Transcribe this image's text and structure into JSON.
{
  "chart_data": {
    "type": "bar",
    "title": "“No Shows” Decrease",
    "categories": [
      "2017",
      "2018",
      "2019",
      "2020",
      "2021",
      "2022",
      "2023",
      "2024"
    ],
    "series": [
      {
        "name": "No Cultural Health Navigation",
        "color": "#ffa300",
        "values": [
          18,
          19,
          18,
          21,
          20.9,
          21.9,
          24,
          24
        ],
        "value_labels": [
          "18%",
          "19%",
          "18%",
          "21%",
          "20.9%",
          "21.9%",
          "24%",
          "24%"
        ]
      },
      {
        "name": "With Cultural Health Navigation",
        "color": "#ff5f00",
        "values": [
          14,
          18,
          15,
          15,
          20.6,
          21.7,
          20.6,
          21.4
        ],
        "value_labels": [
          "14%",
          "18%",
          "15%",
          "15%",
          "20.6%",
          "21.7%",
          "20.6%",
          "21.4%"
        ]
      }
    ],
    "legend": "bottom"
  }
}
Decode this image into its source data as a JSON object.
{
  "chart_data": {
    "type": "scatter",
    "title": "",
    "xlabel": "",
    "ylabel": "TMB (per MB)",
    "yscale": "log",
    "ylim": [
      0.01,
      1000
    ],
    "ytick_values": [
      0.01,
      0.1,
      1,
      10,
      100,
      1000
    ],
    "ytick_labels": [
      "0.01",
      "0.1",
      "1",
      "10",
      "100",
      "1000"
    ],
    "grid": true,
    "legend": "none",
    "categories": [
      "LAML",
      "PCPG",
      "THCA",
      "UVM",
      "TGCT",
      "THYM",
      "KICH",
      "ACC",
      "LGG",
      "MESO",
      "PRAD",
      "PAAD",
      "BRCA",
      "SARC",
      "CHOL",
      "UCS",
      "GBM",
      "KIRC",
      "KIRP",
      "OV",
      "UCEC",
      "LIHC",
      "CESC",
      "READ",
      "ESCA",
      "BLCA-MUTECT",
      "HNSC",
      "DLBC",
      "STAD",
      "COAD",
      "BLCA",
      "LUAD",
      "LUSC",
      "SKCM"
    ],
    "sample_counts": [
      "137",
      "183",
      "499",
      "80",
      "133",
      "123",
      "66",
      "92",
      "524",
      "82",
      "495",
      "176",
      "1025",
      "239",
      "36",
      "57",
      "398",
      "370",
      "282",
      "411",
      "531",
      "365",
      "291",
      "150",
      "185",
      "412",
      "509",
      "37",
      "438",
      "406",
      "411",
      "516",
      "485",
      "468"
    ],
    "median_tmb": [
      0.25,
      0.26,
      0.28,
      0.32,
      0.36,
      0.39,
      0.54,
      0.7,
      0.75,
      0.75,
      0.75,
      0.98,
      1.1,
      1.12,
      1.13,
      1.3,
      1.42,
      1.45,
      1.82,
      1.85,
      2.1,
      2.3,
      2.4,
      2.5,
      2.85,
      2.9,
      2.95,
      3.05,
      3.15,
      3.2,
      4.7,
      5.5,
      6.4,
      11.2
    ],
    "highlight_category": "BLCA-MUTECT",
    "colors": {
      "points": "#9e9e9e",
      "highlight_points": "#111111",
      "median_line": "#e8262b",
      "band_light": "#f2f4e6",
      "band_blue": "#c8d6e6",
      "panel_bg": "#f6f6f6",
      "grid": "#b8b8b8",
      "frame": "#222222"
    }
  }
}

Goal> Recopy all the lines exactly as they appear.

Task output>
Transcribe this image's text and structure into JSON.
{
  "chart_data": {
    "type": "bar",
    "title": "“No Shows” Decrease",
    "categories": [
      "2017",
      "2018",
      "2019",
      "2020",
      "2021",
      "2022",
      "2023",
      "2024"
    ],
    "series": [
      {
        "name": "No Cultural Health Navigation",
        "color": "#ffa300",
        "values": [
          18,
          19,
          18,
          21,
          20.9,
          21.9,
          24,
          24
        ],
        "value_labels": [
          "18%",
          "19%",
          "18%",
          "21%",
          "20.9%",
          "21.9%",
          "24%",
          "24%"
        ]
      },
      {
        "name": "With Cultural Health Navigation",
        "color": "#ff5f00",
        "values": [
          14,
          18,
          15,
          15,
          20.6,
          21.7,
          20.6,
          21.4
        ],
        "value_labels": [
          "14%",
          "18%",
          "15%",
          "15%",
          "20.6%",
          "21.7%",
          "20.6%",
          "21.4%"
        ]
      }
    ],
    "legend": "bottom"
  }
}
Decode this image into its source data as a JSON object.
{
  "chart_data": {
    "type": "scatter",
    "title": "",
    "xlabel": "",
    "ylabel": "TMB (per MB)",
    "yscale": "log",
    "ylim": [
      0.01,
      1000
    ],
    "ytick_values": [
      0.01,
      0.1,
      1,
      10,
      100,
      1000
    ],
    "ytick_labels": [
      "0.01",
      "0.1",
      "1",
      "10",
      "100",
      "1000"
    ],
    "grid": true,
    "legend": "none",
    "categories": [
      "LAML",
      "PCPG",
      "THCA",
      "UVM",
      "TGCT",
      "THYM",
      "KICH",
      "ACC",
      "LGG",
      "MESO",
      "PRAD",
      "PAAD",
      "BRCA",
      "SARC",
      "CHOL",
      "UCS",
      "GBM",
      "KIRC",
      "KIRP",
      "OV",
      "UCEC",
      "LIHC",
      "CESC",
      "READ",
      "ESCA",
      "BLCA-MUTECT",
      "HNSC",
      "DLBC",
      "STAD",
      "COAD",
      "BLCA",
      "LUAD",
      "LUSC",
      "SKCM"
    ],
    "sample_counts": [
      "137",
      "183",
      "499",
      "80",
      "133",
      "123",
      "66",
      "92",
      "524",
      "82",
      "495",
      "176",
      "1025",
      "239",
      "36",
      "57",
      "398",
      "370",
      "282",
      "411",
      "531",
      "365",
      "291",
      "150",
      "185",
      "412",
      "509",
      "37",
      "438",
      "406",
      "411",
      "516",
      "485",
      "468"
    ],
    "median_tmb": [
      0.25,
      0.26,
      0.28,
      0.32,
      0.36,
      0.39,
      0.54,
      0.7,
      0.75,
      0.75,
      0.75,
      0.98,
      1.1,
      1.12,
      1.13,
      1.3,
      1.42,
      1.45,
      1.82,
      1.85,
      2.1,
      2.3,
      2.4,
      2.5,
      2.85,
      2.9,
      2.95,
      3.05,
      3.15,
      3.2,
      4.7,
      5.5,
      6.4,
      11.2
    ],
    "highlight_category": "BLCA-MUTECT",
    "colors": {
      "points": "#9e9e9e",
      "highlight_points": "#111111",
      "median_line": "#e8262b",
      "band_light": "#f2f4e6",
      "band_blue": "#c8d6e6",
      "panel_bg": "#f6f6f6",
      "grid": "#b8b8b8",
      "frame": "#222222"
    }
  }
}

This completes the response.